--- START DATA FOR PROCESSING ---

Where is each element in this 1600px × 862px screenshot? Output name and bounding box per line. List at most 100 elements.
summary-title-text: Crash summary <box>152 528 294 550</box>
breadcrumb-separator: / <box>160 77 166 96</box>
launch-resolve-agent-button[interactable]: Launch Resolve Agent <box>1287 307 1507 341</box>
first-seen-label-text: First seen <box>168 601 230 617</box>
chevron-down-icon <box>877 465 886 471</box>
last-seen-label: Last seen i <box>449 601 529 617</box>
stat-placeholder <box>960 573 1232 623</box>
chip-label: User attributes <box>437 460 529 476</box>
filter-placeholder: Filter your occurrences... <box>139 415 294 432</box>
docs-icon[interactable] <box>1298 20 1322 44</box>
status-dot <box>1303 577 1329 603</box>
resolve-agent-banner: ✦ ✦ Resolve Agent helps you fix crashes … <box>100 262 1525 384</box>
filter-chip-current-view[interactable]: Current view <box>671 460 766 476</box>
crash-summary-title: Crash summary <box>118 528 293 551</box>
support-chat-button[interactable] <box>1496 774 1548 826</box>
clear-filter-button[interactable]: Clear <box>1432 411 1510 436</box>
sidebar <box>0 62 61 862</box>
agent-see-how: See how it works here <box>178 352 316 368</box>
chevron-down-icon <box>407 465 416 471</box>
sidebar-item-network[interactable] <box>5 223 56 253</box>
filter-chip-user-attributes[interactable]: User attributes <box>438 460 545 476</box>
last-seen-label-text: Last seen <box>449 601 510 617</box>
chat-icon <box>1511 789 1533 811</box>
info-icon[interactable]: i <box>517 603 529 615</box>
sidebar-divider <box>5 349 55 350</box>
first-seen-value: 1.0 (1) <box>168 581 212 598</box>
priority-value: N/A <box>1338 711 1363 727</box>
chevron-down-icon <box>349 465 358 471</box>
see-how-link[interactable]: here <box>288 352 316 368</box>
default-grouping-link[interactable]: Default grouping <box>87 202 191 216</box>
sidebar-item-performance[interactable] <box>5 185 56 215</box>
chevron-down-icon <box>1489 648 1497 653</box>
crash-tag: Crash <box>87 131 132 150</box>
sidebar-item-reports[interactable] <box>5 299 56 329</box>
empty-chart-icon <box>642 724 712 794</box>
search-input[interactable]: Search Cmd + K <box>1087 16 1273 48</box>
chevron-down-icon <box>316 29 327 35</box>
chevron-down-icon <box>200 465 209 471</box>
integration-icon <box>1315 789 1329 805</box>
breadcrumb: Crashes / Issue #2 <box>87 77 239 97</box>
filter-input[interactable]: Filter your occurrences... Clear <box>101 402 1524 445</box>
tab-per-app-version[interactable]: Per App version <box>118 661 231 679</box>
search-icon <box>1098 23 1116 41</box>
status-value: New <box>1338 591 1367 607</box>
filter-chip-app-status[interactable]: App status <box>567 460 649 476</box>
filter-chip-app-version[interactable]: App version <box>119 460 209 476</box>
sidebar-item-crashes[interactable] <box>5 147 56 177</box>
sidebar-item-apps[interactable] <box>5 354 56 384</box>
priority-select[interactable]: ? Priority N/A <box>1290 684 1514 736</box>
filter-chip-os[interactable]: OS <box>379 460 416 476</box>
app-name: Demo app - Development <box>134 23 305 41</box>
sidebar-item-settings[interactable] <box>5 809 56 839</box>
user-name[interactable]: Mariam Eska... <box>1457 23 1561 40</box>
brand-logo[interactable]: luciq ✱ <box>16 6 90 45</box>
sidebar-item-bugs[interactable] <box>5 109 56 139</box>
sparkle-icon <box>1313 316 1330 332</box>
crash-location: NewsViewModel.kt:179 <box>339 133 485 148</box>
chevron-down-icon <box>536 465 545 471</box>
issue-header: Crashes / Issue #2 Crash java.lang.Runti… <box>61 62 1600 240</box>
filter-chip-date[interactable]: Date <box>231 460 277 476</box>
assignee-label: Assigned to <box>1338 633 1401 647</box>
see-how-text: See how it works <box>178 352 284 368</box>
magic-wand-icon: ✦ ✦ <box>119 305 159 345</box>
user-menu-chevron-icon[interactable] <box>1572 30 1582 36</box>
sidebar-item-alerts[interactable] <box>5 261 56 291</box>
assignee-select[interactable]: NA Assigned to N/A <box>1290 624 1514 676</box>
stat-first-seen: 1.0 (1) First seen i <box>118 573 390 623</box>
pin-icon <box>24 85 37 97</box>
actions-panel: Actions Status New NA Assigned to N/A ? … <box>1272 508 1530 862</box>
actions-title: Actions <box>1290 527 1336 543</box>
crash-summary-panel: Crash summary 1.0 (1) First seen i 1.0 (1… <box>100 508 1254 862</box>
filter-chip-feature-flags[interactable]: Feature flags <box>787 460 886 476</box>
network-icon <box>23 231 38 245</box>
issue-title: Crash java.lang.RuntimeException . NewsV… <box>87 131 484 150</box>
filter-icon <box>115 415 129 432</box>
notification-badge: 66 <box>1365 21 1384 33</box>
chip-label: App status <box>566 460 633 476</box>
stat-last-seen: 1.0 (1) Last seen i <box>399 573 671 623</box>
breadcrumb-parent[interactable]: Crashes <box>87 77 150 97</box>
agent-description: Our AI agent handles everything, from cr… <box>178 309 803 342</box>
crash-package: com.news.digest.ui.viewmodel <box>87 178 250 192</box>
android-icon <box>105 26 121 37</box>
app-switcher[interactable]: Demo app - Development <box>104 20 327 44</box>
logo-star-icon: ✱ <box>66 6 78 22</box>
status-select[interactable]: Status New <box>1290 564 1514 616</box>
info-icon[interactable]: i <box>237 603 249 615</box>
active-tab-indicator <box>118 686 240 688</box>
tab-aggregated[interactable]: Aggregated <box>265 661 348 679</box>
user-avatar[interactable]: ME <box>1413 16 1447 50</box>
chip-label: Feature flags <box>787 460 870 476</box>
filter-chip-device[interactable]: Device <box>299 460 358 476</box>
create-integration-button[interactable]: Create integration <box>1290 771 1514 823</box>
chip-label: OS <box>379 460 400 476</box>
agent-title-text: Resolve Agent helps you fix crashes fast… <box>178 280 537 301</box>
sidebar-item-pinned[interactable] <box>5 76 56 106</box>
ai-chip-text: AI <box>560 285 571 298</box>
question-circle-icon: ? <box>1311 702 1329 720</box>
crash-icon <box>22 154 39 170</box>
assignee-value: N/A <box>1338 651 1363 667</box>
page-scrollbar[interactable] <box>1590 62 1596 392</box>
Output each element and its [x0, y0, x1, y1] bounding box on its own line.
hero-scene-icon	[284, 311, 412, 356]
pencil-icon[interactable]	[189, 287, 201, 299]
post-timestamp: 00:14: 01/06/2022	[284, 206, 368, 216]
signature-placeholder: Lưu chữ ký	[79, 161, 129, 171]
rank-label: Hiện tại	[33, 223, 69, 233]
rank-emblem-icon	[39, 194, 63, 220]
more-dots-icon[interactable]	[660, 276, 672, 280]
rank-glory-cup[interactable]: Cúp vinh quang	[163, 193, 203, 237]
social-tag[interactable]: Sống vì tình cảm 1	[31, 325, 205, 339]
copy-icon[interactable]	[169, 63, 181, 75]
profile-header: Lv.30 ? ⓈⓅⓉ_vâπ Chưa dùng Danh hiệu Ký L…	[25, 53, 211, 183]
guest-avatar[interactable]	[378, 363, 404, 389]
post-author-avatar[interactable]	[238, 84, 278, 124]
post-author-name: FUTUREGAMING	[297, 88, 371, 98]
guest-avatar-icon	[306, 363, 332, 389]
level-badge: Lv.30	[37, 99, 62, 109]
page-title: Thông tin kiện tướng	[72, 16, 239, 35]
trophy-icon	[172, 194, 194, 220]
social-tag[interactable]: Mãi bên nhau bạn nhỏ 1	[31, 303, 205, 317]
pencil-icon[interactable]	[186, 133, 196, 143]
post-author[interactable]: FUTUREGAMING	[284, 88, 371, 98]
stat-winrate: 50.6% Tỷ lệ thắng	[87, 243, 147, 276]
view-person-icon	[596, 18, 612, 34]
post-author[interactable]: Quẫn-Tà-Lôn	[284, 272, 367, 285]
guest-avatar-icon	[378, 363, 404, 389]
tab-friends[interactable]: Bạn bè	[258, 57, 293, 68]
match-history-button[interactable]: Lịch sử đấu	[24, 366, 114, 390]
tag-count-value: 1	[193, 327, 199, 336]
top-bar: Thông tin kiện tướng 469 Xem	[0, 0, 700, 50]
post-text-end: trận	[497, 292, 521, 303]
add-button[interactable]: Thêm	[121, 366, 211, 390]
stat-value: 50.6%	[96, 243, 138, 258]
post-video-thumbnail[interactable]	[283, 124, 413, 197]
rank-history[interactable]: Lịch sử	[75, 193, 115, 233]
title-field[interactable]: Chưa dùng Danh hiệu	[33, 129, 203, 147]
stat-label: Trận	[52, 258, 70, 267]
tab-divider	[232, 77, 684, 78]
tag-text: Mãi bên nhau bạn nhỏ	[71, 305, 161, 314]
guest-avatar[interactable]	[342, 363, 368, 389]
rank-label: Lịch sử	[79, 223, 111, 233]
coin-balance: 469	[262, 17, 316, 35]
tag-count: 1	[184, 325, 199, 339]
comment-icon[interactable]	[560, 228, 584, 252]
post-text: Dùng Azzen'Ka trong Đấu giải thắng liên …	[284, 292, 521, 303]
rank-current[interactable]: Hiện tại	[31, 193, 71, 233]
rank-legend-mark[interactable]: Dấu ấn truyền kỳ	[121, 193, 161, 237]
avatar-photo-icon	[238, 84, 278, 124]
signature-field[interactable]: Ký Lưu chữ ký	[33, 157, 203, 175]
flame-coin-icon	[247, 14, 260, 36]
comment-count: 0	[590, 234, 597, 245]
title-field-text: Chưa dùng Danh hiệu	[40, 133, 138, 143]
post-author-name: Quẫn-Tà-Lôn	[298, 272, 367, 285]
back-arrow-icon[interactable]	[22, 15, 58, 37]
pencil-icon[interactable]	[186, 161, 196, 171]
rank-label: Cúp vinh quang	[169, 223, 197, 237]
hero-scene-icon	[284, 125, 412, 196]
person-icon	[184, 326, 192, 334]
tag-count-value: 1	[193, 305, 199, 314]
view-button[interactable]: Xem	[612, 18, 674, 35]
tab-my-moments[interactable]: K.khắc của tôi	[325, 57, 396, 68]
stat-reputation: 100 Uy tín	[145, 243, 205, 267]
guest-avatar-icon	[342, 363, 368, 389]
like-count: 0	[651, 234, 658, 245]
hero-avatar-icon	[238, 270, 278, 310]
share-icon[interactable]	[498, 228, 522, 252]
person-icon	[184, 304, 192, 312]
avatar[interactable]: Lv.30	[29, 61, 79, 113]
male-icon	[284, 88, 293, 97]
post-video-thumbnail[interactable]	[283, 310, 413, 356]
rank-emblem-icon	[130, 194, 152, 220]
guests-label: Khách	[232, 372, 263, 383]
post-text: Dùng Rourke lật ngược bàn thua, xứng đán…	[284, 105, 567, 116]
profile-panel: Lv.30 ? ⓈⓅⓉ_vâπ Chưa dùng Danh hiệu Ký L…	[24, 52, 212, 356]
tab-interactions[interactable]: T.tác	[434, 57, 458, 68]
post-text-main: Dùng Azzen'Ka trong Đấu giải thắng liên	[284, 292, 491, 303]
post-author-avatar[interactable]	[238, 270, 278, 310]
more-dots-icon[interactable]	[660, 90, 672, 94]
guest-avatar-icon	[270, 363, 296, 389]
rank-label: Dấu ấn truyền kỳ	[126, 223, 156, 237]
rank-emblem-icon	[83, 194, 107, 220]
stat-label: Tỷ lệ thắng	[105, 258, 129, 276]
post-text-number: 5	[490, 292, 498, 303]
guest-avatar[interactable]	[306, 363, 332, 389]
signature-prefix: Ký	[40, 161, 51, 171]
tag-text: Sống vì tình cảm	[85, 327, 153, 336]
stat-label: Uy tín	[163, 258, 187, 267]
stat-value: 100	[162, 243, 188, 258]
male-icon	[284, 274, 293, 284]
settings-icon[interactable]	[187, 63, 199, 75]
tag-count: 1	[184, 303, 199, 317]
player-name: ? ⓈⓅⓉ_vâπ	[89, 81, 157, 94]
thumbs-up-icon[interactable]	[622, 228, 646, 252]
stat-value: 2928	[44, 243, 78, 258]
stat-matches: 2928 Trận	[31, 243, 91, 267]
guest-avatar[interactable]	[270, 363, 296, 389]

--- END DATA FOR PROCESSING ---

Extract every line of the listing that contains the string "scene". Case counts.

TASK SOLUTION>
hero-scene-icon	[284, 311, 412, 356]
hero-scene-icon	[284, 125, 412, 196]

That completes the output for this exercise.